◆ **Tasks to carry out**
(1) From the passage on decision tools for IPM below, list every part of the interconnected technological infrastructure that the most advanced decision support systems comprise.
(2) Answer these from the passage on decision tools for IPM below:
(a) How many systems implemented in the EU did the ENDURE project review in 2008?
(b) What was the epidemic prevention (EPIPRE) system designed for?
(c) How many crops did the 2018 SHARE4IPM inventory cover?

◆ **Selected extract**
2. Decision Tools for IPM

Since 1980, an increasing number of DTs were developed for supporting farmers, practitioners, and farm managers in their decision-making at various spatio-temporal scales [31,32]. Thanks to the increasing availability of personal computers and modems at farm level, many government-funded programs were created worldwide with the aim to boost the introduction of these new technologies, enhancing the use of computers on farms, the development of pest and disease models, and the exchange of information [33]. In the European Union (EU), for example, some concerted actions (e.g., the European network for operational and tactical DSS on crop protection (EU.NET.DSS) and European cooperation in science and technology (EU-COST) actions were specifically supported for encouraging both the development and introduction of this new information technology as a common initiative). The epidemic prevention (EPIPRE) system for supervised integrated control of wheat diseases [34] represented one of the earliest experience of a computer-based advisory systems in Europe. These DTs have been developed and/or adapted by: (i) Public research and extension services; (ii) plant protection organizations; (iii) private companies/groups marketing products or services or providing consultancy to farmers. The number of DTs available for crop protection rapidly increased worldwide. In Europe, for example, the EU-funded project ENDURE reviewed 70 systems implemented in the EU in 2008 [35] while this number increased up to more than 200 in 2018, covering 32 crops, as result of the inventory performed by the SHARE4IPM (Table A1). DTs currently applied in pest management vary in terms of structure, complexity, and type of output provided. The most advanced DTs used in IPM programs are represented by the DSSs as they comprise an interconnected technological infrastructure including: (i) Sensors and tools for data collection; (ii) databases for data storage and management; (iii) tools for data analysis; (iv) automatic procedures for data interpretation; and (v) a user-friendly interface [27,36]. Currently, the access to DTs by users (e.g., farmers, agricultural advisers, policymakers) is uneven and restricted to particular areas and/or groups of users because of the diversity of the systems and the crops to be managed. However, DTs might be potentially used at a wider scale and applied to different agro-climatic conditions.

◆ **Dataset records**
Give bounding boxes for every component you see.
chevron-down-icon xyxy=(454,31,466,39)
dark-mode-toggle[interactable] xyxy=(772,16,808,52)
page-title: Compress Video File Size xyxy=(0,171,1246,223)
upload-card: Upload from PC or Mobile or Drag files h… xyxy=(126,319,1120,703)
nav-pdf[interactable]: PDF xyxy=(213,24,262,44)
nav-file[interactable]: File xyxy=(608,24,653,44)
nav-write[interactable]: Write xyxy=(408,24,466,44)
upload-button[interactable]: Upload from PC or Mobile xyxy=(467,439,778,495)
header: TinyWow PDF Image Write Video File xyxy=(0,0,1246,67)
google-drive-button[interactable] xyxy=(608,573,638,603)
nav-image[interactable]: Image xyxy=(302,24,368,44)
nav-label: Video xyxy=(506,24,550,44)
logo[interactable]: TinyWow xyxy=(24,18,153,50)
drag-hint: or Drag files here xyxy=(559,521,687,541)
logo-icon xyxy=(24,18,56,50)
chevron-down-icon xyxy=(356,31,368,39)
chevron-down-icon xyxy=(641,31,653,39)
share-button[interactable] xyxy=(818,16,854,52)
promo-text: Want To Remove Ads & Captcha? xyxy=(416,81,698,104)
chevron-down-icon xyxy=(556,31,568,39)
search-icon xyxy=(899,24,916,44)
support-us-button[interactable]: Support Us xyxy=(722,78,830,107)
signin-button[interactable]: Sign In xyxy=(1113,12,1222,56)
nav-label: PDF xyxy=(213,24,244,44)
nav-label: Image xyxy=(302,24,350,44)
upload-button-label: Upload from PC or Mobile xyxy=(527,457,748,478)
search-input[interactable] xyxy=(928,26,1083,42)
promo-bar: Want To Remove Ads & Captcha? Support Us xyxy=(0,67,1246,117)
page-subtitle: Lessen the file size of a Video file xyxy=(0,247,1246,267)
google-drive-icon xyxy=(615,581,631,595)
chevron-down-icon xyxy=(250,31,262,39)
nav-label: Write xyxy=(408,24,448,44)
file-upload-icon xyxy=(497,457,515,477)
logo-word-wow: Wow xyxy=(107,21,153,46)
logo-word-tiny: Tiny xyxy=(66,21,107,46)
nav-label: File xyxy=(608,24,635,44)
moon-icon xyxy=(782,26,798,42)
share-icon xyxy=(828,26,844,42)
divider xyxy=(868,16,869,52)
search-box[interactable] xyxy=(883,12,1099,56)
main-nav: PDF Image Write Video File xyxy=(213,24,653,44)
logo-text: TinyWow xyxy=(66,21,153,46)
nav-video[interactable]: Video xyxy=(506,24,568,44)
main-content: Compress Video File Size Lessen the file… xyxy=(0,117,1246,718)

◆ **Task responses**
(1)
- Sensors and tools for data collection
- Databases for data storage and management
- Tools for data analysis
- Automatic procedures for data interpretation
- A user-friendly interface

(2)
(a) 70 systems.
(b) Supervised integrated control of wheat diseases.
(c) 32 crops.